> [STATED TASK] Where a line contains the string "vigor", copy that line.

(Excerpt from a dataset)
**********

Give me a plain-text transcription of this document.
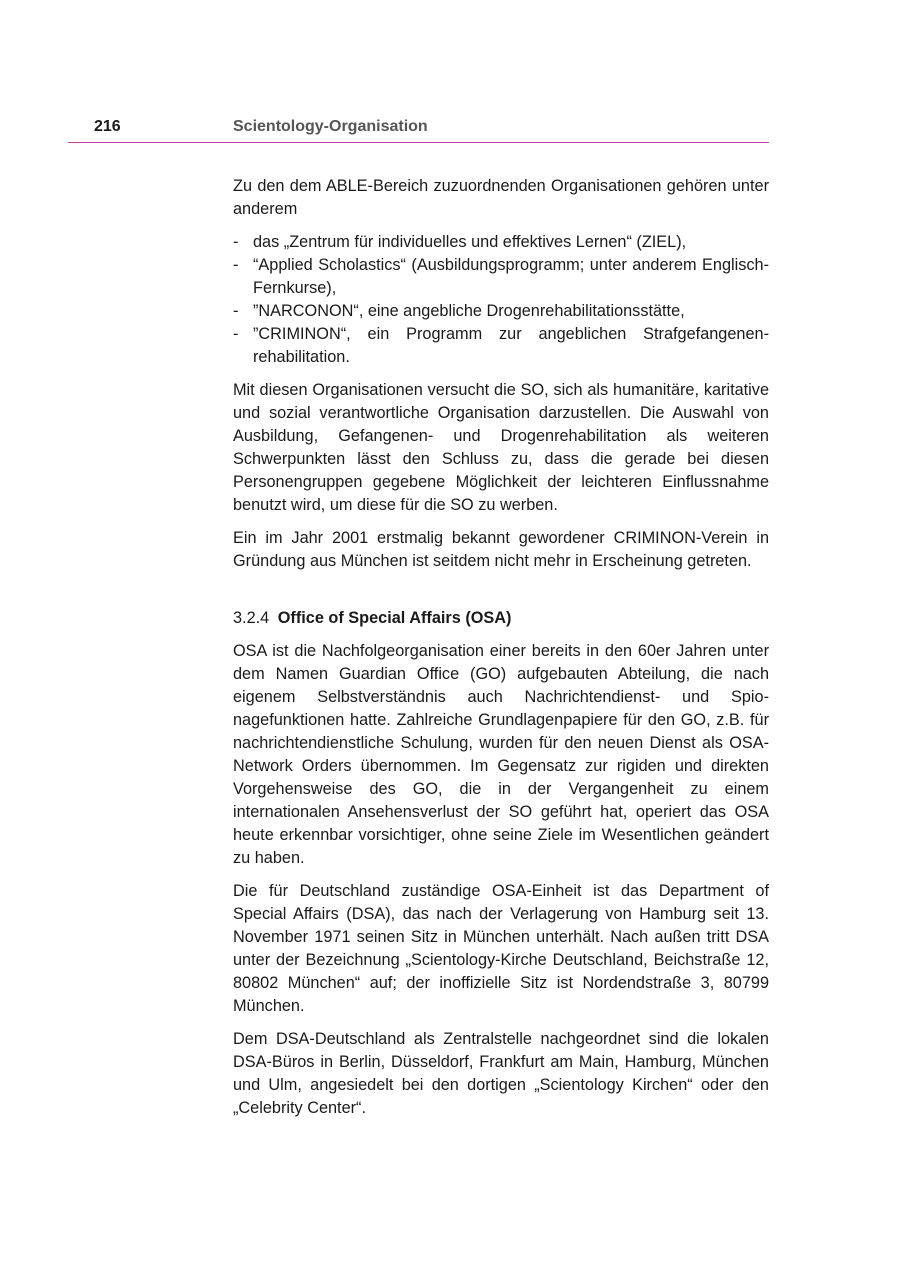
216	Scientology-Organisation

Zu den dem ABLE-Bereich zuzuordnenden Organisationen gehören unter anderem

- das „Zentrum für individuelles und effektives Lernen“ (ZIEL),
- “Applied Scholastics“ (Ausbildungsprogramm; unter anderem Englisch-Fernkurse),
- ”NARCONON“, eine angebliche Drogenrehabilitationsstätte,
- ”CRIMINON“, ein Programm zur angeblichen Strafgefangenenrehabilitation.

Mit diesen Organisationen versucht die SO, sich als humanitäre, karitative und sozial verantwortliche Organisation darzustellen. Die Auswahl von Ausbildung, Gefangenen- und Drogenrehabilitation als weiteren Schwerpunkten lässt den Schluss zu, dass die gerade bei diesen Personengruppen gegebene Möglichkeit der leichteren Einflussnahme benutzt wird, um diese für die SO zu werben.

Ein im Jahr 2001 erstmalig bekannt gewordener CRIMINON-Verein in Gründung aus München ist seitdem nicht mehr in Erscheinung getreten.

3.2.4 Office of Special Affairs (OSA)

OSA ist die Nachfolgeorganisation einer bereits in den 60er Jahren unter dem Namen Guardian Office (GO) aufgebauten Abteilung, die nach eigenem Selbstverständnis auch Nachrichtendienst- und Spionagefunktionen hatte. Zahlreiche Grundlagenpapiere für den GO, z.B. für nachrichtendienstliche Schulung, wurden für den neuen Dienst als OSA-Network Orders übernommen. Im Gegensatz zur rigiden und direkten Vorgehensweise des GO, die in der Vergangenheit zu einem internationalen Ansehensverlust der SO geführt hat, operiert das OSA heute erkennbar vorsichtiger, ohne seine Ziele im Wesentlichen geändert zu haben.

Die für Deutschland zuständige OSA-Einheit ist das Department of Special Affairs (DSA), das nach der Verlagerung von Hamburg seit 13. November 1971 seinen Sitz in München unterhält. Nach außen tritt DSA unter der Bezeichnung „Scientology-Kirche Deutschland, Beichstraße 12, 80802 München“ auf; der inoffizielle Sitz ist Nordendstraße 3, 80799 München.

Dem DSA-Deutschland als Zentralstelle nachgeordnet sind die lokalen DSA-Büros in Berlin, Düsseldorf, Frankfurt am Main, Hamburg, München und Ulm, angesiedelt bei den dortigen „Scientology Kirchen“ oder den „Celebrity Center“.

**********

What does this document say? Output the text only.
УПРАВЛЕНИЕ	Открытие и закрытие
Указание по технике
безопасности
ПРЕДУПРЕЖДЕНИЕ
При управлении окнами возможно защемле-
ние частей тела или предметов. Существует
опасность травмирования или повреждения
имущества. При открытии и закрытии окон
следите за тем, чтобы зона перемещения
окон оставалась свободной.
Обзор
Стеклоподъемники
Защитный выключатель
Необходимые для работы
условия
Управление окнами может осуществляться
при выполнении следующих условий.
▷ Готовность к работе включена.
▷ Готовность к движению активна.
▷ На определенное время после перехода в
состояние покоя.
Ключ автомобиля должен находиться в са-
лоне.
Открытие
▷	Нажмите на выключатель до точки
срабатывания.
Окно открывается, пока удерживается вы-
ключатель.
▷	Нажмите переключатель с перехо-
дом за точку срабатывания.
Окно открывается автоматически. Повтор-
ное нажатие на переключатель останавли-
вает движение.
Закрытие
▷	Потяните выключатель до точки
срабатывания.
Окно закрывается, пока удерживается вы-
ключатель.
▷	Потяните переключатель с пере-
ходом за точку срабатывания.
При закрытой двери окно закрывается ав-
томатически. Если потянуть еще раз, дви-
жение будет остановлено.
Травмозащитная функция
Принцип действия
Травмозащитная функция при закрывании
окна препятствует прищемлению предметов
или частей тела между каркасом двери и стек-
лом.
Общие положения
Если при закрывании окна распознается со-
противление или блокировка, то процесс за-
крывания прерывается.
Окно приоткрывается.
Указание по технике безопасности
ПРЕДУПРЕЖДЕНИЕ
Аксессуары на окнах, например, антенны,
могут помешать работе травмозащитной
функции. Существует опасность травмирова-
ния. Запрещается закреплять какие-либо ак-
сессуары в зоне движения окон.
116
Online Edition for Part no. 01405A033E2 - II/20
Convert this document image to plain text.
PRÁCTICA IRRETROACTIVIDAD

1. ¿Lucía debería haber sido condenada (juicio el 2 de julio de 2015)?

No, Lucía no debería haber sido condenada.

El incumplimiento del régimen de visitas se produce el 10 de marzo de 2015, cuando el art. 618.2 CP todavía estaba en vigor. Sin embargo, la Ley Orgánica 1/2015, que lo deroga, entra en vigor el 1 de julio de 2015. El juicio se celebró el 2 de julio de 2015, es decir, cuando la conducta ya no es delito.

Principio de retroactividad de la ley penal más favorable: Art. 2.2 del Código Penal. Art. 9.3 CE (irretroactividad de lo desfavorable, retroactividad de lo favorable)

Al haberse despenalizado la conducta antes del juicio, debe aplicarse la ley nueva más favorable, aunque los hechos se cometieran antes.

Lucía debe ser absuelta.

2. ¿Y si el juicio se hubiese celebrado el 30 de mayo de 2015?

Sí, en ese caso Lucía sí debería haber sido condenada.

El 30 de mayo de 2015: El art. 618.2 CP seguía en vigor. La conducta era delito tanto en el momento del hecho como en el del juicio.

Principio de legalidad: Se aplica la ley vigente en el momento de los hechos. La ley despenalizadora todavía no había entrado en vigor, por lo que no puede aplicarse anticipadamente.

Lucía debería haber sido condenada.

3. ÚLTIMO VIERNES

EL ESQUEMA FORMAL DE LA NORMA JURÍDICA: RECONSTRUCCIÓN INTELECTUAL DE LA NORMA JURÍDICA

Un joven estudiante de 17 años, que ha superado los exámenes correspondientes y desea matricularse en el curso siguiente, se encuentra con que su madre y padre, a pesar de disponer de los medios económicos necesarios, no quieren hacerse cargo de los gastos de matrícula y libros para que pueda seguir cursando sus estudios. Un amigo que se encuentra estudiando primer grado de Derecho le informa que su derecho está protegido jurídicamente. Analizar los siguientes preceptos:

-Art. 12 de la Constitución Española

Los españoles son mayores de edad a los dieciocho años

**********

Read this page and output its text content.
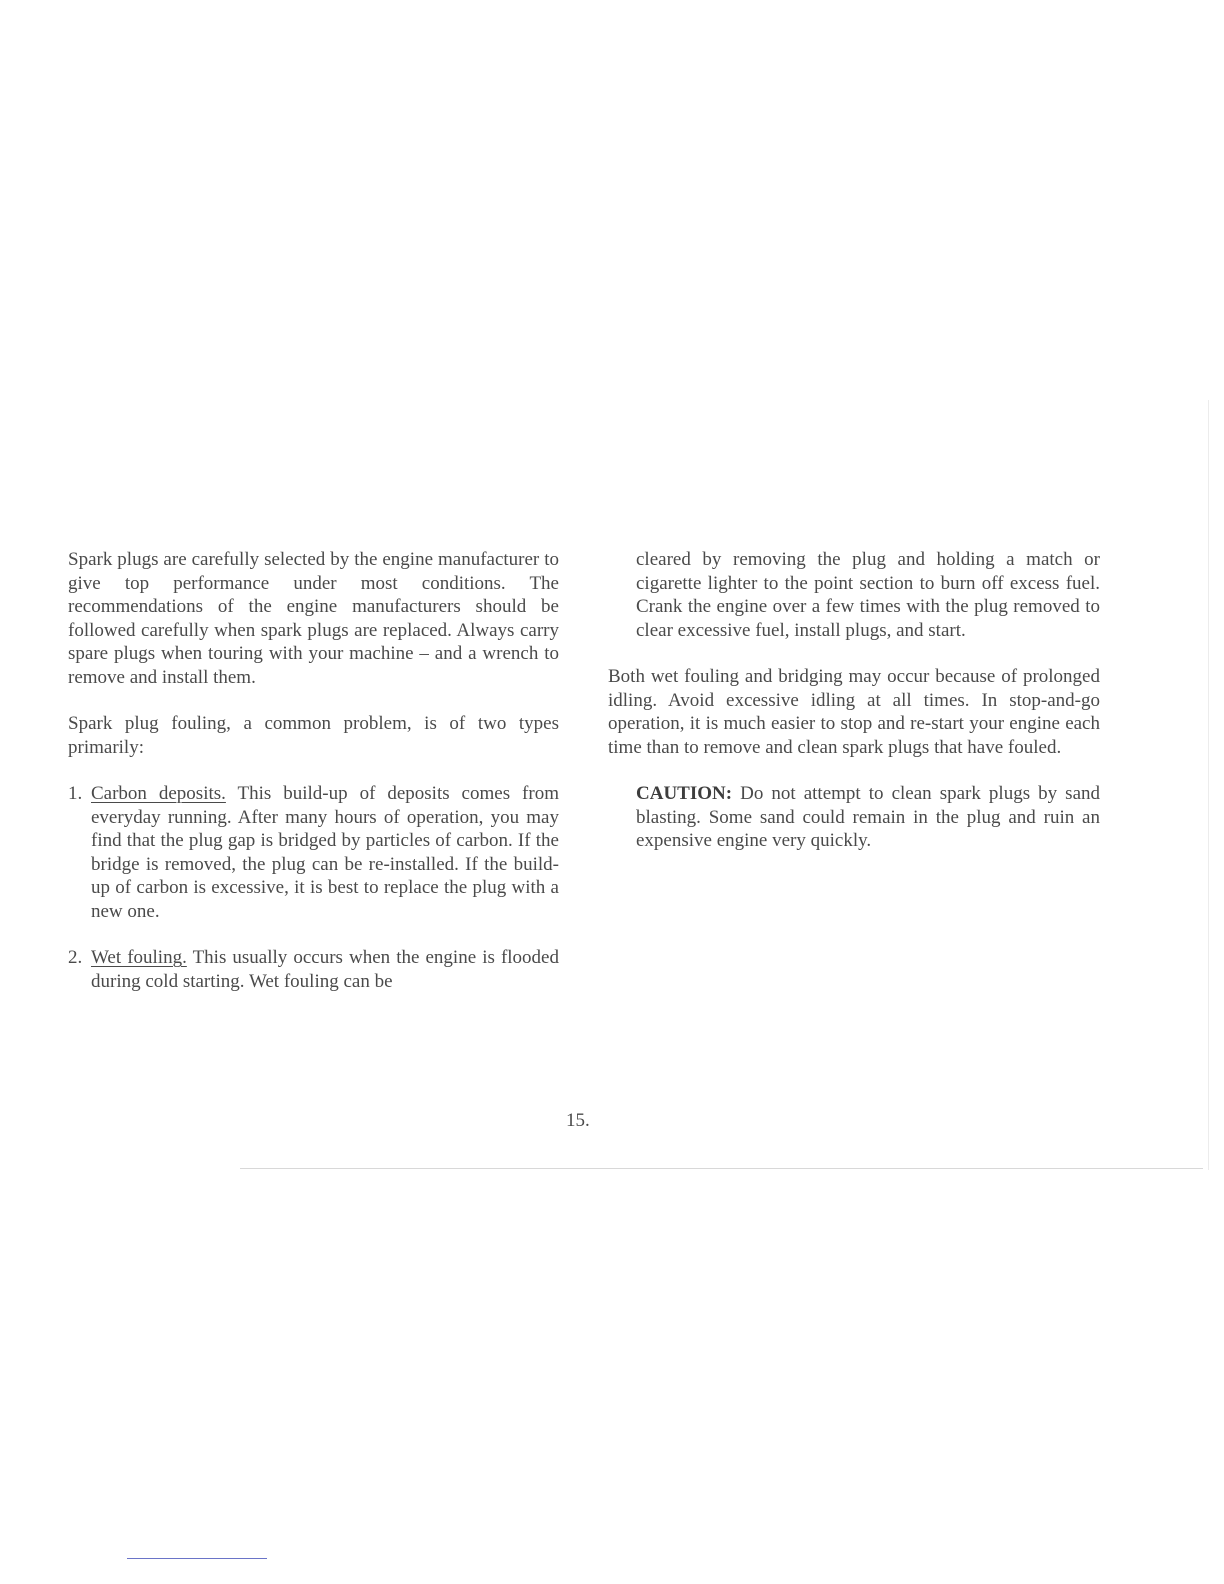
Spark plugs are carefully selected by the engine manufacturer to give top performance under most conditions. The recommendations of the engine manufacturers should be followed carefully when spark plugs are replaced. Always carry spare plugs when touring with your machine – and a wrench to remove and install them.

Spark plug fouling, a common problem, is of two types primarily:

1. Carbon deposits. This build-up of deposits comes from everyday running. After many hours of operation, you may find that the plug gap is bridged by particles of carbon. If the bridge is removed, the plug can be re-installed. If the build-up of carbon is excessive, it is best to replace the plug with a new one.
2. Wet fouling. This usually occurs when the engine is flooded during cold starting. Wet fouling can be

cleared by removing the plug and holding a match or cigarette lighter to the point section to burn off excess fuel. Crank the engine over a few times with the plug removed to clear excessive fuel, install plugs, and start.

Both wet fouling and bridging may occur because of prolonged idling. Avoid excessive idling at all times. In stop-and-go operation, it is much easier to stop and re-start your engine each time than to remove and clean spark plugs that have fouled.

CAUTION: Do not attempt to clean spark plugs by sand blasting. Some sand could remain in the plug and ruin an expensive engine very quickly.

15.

**********

> [WRITTEN SOLUTION]
El incumplimiento del régimen de visitas se produce el 10 de marzo de 2015, cuando el art. 618.2 CP todavía estaba en vigor. Sin embargo, la Ley Orgánica 1/2015, que lo deroga, entra en vigor el 1 de julio de 2015. El juicio se celebró el 2 de julio de 2015, es decir, cuando la conducta ya no es delito.
El 30 de mayo de 2015: El art. 618.2 CP seguía en vigor. La conducta era delito tanto en el momento del hecho como en el del juicio.
Principio de legalidad: Se aplica la ley vigente en el momento de los hechos. La ley despenalizadora todavía no había entrado en vigor, por lo que no puede aplicarse anticipadamente.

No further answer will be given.